§ What you should do
Each entry must appear again exactly as it does in the source.

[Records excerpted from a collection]
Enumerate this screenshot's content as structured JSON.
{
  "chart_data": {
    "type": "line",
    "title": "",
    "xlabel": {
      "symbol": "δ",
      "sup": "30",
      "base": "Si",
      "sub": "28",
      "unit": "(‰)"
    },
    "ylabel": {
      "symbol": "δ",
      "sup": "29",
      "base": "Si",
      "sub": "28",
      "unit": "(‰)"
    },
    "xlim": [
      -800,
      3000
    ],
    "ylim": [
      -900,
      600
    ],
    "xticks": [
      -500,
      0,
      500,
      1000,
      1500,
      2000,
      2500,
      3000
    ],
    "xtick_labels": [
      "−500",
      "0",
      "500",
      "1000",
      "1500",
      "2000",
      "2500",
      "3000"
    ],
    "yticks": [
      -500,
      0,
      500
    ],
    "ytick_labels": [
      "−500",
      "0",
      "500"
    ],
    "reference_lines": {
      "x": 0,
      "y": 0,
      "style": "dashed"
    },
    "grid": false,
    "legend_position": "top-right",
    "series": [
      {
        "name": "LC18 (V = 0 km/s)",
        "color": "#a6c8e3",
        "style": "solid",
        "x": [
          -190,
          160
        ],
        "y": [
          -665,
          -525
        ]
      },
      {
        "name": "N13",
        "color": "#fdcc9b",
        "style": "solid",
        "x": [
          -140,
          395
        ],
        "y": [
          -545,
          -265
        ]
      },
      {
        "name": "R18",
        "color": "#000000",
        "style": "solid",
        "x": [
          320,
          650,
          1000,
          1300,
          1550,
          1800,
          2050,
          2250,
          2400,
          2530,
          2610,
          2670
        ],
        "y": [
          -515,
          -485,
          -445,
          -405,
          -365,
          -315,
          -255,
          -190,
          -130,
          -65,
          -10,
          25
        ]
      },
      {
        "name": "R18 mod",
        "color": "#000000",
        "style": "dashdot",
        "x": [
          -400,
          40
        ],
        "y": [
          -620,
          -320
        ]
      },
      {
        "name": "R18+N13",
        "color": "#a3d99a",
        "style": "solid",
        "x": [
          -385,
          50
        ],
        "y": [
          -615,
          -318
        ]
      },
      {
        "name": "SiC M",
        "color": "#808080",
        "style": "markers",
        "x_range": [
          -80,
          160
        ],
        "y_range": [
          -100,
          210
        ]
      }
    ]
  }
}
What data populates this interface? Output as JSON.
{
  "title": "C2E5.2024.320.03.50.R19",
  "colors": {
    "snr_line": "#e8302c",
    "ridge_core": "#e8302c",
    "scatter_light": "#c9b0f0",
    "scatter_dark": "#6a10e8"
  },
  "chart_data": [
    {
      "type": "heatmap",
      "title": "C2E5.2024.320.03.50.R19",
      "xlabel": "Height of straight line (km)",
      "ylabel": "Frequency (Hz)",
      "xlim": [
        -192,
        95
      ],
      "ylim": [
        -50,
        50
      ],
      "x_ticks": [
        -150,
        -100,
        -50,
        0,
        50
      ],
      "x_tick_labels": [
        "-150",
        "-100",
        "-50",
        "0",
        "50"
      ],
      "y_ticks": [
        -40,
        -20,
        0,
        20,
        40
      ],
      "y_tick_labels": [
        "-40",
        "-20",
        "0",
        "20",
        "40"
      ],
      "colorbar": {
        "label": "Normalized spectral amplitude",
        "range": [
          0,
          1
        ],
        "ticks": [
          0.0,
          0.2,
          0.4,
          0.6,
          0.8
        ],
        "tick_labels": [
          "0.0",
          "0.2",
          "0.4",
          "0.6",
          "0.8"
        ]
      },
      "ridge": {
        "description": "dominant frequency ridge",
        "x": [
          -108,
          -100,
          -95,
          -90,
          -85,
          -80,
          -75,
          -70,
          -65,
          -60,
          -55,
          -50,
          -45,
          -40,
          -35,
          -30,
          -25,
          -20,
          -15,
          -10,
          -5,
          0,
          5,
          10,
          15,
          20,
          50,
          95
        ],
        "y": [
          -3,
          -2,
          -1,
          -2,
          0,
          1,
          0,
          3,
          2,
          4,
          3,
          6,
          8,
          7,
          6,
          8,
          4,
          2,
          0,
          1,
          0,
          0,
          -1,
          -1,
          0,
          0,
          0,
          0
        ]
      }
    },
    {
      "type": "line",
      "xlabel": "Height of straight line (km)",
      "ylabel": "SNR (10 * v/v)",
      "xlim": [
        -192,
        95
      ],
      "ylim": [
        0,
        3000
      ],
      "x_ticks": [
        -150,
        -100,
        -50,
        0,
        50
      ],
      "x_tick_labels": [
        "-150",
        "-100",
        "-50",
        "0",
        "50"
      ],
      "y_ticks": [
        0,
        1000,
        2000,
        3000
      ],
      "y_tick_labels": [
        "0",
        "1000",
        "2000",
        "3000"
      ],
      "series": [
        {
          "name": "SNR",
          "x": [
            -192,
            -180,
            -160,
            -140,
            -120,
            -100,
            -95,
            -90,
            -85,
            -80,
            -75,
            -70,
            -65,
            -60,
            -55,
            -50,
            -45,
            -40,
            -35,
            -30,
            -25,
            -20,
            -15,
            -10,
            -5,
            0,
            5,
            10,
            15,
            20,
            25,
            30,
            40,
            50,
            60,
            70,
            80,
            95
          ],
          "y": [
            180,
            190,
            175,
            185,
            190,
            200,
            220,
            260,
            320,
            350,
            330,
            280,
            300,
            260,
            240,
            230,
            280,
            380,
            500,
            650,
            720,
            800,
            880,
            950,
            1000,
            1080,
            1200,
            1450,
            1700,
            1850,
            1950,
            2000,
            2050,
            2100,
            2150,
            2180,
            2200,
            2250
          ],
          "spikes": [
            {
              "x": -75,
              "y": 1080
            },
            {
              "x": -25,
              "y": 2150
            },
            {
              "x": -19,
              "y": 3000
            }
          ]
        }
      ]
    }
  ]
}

§ Answer below
Enumerate this screenshot's content as structured JSON.
{
  "chart_data": {
    "type": "line",
    "title": "",
    "xlabel": {
      "symbol": "δ",
      "sup": "30",
      "base": "Si",
      "sub": "28",
      "unit": "(‰)"
    },
    "ylabel": {
      "symbol": "δ",
      "sup": "29",
      "base": "Si",
      "sub": "28",
      "unit": "(‰)"
    },
    "xlim": [
      -800,
      3000
    ],
    "ylim": [
      -900,
      600
    ],
    "xticks": [
      -500,
      0,
      500,
      1000,
      1500,
      2000,
      2500,
      3000
    ],
    "xtick_labels": [
      "−500",
      "0",
      "500",
      "1000",
      "1500",
      "2000",
      "2500",
      "3000"
    ],
    "yticks": [
      -500,
      0,
      500
    ],
    "ytick_labels": [
      "−500",
      "0",
      "500"
    ],
    "reference_lines": {
      "x": 0,
      "y": 0,
      "style": "dashed"
    },
    "grid": false,
    "legend_position": "top-right",
    "series": [
      {
        "name": "LC18 (V = 0 km/s)",
        "color": "#a6c8e3",
        "style": "solid",
        "x": [
          -190,
          160
        ],
        "y": [
          -665,
          -525
        ]
      },
      {
        "name": "N13",
        "color": "#fdcc9b",
        "style": "solid",
        "x": [
          -140,
          395
        ],
        "y": [
          -545,
          -265
        ]
      },
      {
        "name": "R18",
        "color": "#000000",
        "style": "solid",
        "x": [
          320,
          650,
          1000,
          1300,
          1550,
          1800,
          2050,
          2250,
          2400,
          2530,
          2610,
          2670
        ],
        "y": [
          -515,
          -485,
          -445,
          -405,
          -365,
          -315,
          -255,
          -190,
          -130,
          -65,
          -10,
          25
        ]
      },
      {
        "name": "R18 mod",
        "color": "#000000",
        "style": "dashdot",
        "x": [
          -400,
          40
        ],
        "y": [
          -620,
          -320
        ]
      },
      {
        "name": "R18+N13",
        "color": "#a3d99a",
        "style": "solid",
        "x": [
          -385,
          50
        ],
        "y": [
          -615,
          -318
        ]
      },
      {
        "name": "SiC M",
        "color": "#808080",
        "style": "markers",
        "x_range": [
          -80,
          160
        ],
        "y_range": [
          -100,
          210
        ]
      }
    ]
  }
}
What data populates this interface? Output as JSON.
{
  "title": "C2E5.2024.320.03.50.R19",
  "colors": {
    "snr_line": "#e8302c",
    "ridge_core": "#e8302c",
    "scatter_light": "#c9b0f0",
    "scatter_dark": "#6a10e8"
  },
  "chart_data": [
    {
      "type": "heatmap",
      "title": "C2E5.2024.320.03.50.R19",
      "xlabel": "Height of straight line (km)",
      "ylabel": "Frequency (Hz)",
      "xlim": [
        -192,
        95
      ],
      "ylim": [
        -50,
        50
      ],
      "x_ticks": [
        -150,
        -100,
        -50,
        0,
        50
      ],
      "x_tick_labels": [
        "-150",
        "-100",
        "-50",
        "0",
        "50"
      ],
      "y_ticks": [
        -40,
        -20,
        0,
        20,
        40
      ],
      "y_tick_labels": [
        "-40",
        "-20",
        "0",
        "20",
        "40"
      ],
      "colorbar": {
        "label": "Normalized spectral amplitude",
        "range": [
          0,
          1
        ],
        "ticks": [
          0.0,
          0.2,
          0.4,
          0.6,
          0.8
        ],
        "tick_labels": [
          "0.0",
          "0.2",
          "0.4",
          "0.6",
          "0.8"
        ]
      },
      "ridge": {
        "description": "dominant frequency ridge",
        "x": [
          -108,
          -100,
          -95,
          -90,
          -85,
          -80,
          -75,
          -70,
          -65,
          -60,
          -55,
          -50,
          -45,
          -40,
          -35,
          -30,
          -25,
          -20,
          -15,
          -10,
          -5,
          0,
          5,
          10,
          15,
          20,
          50,
          95
        ],
        "y": [
          -3,
          -2,
          -1,
          -2,
          0,
          1,
          0,
          3,
          2,
          4,
          3,
          6,
          8,
          7,
          6,
          8,
          4,
          2,
          0,
          1,
          0,
          0,
          -1,
          -1,
          0,
          0,
          0,
          0
        ]
      }
    },
    {
      "type": "line",
      "xlabel": "Height of straight line (km)",
      "ylabel": "SNR (10 * v/v)",
      "xlim": [
        -192,
        95
      ],
      "ylim": [
        0,
        3000
      ],
      "x_ticks": [
        -150,
        -100,
        -50,
        0,
        50
      ],
      "x_tick_labels": [
        "-150",
        "-100",
        "-50",
        "0",
        "50"
      ],
      "y_ticks": [
        0,
        1000,
        2000,
        3000
      ],
      "y_tick_labels": [
        "0",
        "1000",
        "2000",
        "3000"
      ],
      "series": [
        {
          "name": "SNR",
          "x": [
            -192,
            -180,
            -160,
            -140,
            -120,
            -100,
            -95,
            -90,
            -85,
            -80,
            -75,
            -70,
            -65,
            -60,
            -55,
            -50,
            -45,
            -40,
            -35,
            -30,
            -25,
            -20,
            -15,
            -10,
            -5,
            0,
            5,
            10,
            15,
            20,
            25,
            30,
            40,
            50,
            60,
            70,
            80,
            95
          ],
          "y": [
            180,
            190,
            175,
            185,
            190,
            200,
            220,
            260,
            320,
            350,
            330,
            280,
            300,
            260,
            240,
            230,
            280,
            380,
            500,
            650,
            720,
            800,
            880,
            950,
            1000,
            1080,
            1200,
            1450,
            1700,
            1850,
            1950,
            2000,
            2050,
            2100,
            2150,
            2180,
            2200,
            2250
          ],
          "spikes": [
            {
              "x": -75,
              "y": 1080
            },
            {
              "x": -25,
              "y": 2150
            },
            {
              "x": -19,
              "y": 3000
            }
          ]
        }
      ]
    }
  ]
}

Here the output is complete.